**Information shown**
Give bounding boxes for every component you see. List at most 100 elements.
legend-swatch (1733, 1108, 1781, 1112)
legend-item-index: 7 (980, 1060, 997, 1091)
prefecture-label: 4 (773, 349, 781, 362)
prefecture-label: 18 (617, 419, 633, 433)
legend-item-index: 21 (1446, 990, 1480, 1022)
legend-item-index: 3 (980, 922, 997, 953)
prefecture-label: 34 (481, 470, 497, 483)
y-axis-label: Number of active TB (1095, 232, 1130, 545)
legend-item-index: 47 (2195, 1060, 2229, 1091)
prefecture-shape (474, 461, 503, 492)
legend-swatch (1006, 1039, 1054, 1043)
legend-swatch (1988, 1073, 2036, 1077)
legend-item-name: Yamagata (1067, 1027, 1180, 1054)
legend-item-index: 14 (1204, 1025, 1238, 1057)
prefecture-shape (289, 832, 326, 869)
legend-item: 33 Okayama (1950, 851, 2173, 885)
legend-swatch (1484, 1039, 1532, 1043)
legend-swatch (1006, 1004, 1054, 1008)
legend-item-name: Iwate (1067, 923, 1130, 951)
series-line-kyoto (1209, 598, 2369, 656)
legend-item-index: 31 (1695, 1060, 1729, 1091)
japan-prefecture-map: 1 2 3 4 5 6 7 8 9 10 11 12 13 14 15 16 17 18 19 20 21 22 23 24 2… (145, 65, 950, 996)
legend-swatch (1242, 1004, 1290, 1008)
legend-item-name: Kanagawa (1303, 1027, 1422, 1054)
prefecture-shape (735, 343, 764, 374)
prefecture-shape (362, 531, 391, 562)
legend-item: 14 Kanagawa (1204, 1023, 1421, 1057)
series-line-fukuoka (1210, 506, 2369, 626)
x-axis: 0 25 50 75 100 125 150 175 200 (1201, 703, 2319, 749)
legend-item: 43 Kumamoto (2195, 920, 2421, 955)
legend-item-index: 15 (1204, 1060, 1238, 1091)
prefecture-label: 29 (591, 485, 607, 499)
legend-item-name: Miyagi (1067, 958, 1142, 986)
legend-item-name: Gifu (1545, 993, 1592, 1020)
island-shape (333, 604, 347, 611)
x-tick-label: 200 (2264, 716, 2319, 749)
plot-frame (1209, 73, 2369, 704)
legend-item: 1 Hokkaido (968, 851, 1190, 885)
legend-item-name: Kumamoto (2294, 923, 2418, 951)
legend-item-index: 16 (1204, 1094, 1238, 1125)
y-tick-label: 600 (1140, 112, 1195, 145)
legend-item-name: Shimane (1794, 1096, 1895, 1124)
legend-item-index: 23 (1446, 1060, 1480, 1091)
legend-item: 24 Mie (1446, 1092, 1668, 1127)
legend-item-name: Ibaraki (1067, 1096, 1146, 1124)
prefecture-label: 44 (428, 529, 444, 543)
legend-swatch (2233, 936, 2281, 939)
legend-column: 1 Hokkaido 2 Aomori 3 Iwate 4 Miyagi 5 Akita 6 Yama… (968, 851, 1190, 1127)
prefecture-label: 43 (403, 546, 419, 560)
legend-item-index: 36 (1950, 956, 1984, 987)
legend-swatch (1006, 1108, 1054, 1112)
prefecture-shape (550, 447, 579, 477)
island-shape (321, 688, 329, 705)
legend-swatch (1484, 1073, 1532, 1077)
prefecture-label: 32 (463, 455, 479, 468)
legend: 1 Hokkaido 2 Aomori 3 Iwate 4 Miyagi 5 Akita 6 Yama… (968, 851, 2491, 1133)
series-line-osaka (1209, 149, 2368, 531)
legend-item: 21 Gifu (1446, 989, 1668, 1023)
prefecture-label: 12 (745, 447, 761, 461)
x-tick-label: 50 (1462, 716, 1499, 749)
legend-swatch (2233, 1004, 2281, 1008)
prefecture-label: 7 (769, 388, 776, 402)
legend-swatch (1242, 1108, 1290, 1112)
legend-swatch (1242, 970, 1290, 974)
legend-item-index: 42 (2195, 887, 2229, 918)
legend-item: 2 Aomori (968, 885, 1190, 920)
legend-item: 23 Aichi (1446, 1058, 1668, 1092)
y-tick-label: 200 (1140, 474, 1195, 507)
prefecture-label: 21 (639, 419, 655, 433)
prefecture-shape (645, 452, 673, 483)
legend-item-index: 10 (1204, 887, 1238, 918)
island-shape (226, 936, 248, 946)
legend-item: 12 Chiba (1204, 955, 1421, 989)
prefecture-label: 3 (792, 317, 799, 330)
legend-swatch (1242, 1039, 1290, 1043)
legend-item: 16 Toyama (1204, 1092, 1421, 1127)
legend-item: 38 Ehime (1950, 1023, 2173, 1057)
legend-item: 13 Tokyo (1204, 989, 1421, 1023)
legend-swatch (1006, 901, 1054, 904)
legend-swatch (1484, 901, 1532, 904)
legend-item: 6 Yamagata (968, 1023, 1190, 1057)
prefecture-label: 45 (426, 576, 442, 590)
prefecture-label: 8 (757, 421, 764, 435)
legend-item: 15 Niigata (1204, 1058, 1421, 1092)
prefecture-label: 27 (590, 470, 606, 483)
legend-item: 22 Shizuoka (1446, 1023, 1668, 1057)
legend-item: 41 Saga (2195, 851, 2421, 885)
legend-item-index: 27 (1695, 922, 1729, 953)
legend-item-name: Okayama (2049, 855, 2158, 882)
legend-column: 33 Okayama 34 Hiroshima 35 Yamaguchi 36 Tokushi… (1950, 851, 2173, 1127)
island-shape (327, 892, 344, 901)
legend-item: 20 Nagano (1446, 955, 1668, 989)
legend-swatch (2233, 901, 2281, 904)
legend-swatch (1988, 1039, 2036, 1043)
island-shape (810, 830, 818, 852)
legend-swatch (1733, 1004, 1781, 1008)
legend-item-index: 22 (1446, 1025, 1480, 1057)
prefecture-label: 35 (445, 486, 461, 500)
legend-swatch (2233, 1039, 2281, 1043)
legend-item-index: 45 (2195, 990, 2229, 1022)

**The task**
Reproduce all of the material above, swapping every instance of "prefecture-label" for "region-label" and leaving everything else unchanged.

**Solution to the problem**
Give bounding boxes for every component you see. List at most 100 elements.
legend-swatch (1733, 1108, 1781, 1112)
legend-item-index: 7 (980, 1060, 997, 1091)
region-label: 4 (773, 349, 781, 362)
region-label: 18 (617, 419, 633, 433)
legend-item-index: 21 (1446, 990, 1480, 1022)
legend-item-index: 3 (980, 922, 997, 953)
region-label: 34 (481, 470, 497, 483)
y-axis-label: Number of active TB (1095, 232, 1130, 545)
legend-item-index: 47 (2195, 1060, 2229, 1091)
prefecture-shape (474, 461, 503, 492)
legend-swatch (1006, 1039, 1054, 1043)
legend-swatch (1988, 1073, 2036, 1077)
legend-item-name: Yamagata (1067, 1027, 1180, 1054)
legend-item-index: 14 (1204, 1025, 1238, 1057)
prefecture-shape (289, 832, 326, 869)
legend-item: 33 Okayama (1950, 851, 2173, 885)
legend-swatch (1484, 1039, 1532, 1043)
legend-swatch (1006, 1004, 1054, 1008)
legend-item-name: Iwate (1067, 923, 1130, 951)
series-line-kyoto (1209, 598, 2369, 656)
legend-item-index: 31 (1695, 1060, 1729, 1091)
japan-prefecture-map: 1 2 3 4 5 6 7 8 9 10 11 12 13 14 15 16 17 18 19 20 21 22 23 24 2… (145, 65, 950, 996)
legend-swatch (1242, 1004, 1290, 1008)
legend-item-name: Kanagawa (1303, 1027, 1422, 1054)
prefecture-shape (735, 343, 764, 374)
prefecture-shape (362, 531, 391, 562)
legend-item: 14 Kanagawa (1204, 1023, 1421, 1057)
series-line-fukuoka (1210, 506, 2369, 626)
x-axis: 0 25 50 75 100 125 150 175 200 (1201, 703, 2319, 749)
legend-item: 43 Kumamoto (2195, 920, 2421, 955)
legend-item-index: 15 (1204, 1060, 1238, 1091)
region-label: 29 (591, 485, 607, 499)
legend-item-name: Miyagi (1067, 958, 1142, 986)
legend-item-name: Gifu (1545, 993, 1592, 1020)
island-shape (333, 604, 347, 611)
x-tick-label: 200 (2264, 716, 2319, 749)
plot-frame (1209, 73, 2369, 704)
legend-item: 1 Hokkaido (968, 851, 1190, 885)
legend-item-name: Kumamoto (2294, 923, 2418, 951)
legend-item-index: 16 (1204, 1094, 1238, 1125)
y-tick-label: 600 (1140, 112, 1195, 145)
legend-item-name: Shimane (1794, 1096, 1895, 1124)
legend-item-index: 23 (1446, 1060, 1480, 1091)
legend-item: 24 Mie (1446, 1092, 1668, 1127)
legend-item-name: Ibaraki (1067, 1096, 1146, 1124)
region-label: 44 (428, 529, 444, 543)
legend-swatch (2233, 936, 2281, 939)
legend-column: 1 Hokkaido 2 Aomori 3 Iwate 4 Miyagi 5 Akita 6 Yama… (968, 851, 1190, 1127)
region-label: 43 (403, 546, 419, 560)
legend-item-index: 36 (1950, 956, 1984, 987)
legend-swatch (1006, 1108, 1054, 1112)
prefecture-shape (550, 447, 579, 477)
island-shape (321, 688, 329, 705)
legend-swatch (1484, 1073, 1532, 1077)
region-label: 32 (463, 455, 479, 468)
legend: 1 Hokkaido 2 Aomori 3 Iwate 4 Miyagi 5 Akita 6 Yama… (968, 851, 2491, 1133)
series-line-osaka (1209, 149, 2368, 531)
legend-item: 21 Gifu (1446, 989, 1668, 1023)
region-label: 12 (745, 447, 761, 461)
x-tick-label: 50 (1462, 716, 1499, 749)
legend-swatch (2233, 1004, 2281, 1008)
region-label: 7 (769, 388, 776, 402)
legend-swatch (1242, 1108, 1290, 1112)
legend-swatch (1242, 970, 1290, 974)
legend-item-index: 42 (2195, 887, 2229, 918)
legend-item: 2 Aomori (968, 885, 1190, 920)
legend-item: 23 Aichi (1446, 1058, 1668, 1092)
y-tick-label: 200 (1140, 474, 1195, 507)
region-label: 21 (639, 419, 655, 433)
prefecture-shape (645, 452, 673, 483)
legend-item-index: 10 (1204, 887, 1238, 918)
island-shape (226, 936, 248, 946)
legend-item: 12 Chiba (1204, 955, 1421, 989)
region-label: 3 (792, 317, 799, 330)
legend-swatch (1242, 1039, 1290, 1043)
legend-item: 16 Toyama (1204, 1092, 1421, 1127)
legend-item: 38 Ehime (1950, 1023, 2173, 1057)
legend-item: 13 Tokyo (1204, 989, 1421, 1023)
legend-swatch (1006, 901, 1054, 904)
legend-swatch (1484, 901, 1532, 904)
legend-item: 6 Yamagata (968, 1023, 1190, 1057)
region-label: 45 (426, 576, 442, 590)
region-label: 8 (757, 421, 764, 435)
legend-item: 15 Niigata (1204, 1058, 1421, 1092)
region-label: 27 (590, 470, 606, 483)
legend-item: 22 Shizuoka (1446, 1023, 1668, 1057)
legend-item: 41 Saga (2195, 851, 2421, 885)
legend-item-index: 27 (1695, 922, 1729, 953)
legend-item-name: Okayama (2049, 855, 2158, 882)
legend-column: 33 Okayama 34 Hiroshima 35 Yamaguchi 36 Tokushi… (1950, 851, 2173, 1127)
island-shape (327, 892, 344, 901)
legend-item: 20 Nagano (1446, 955, 1668, 989)
legend-swatch (2233, 901, 2281, 904)
legend-swatch (1988, 1039, 2036, 1043)
island-shape (810, 830, 818, 852)
legend-swatch (1733, 1004, 1781, 1008)
legend-item-index: 22 (1446, 1025, 1480, 1057)
region-label: 35 (445, 486, 461, 500)
legend-swatch (2233, 1039, 2281, 1043)
legend-item-index: 45 (2195, 990, 2229, 1022)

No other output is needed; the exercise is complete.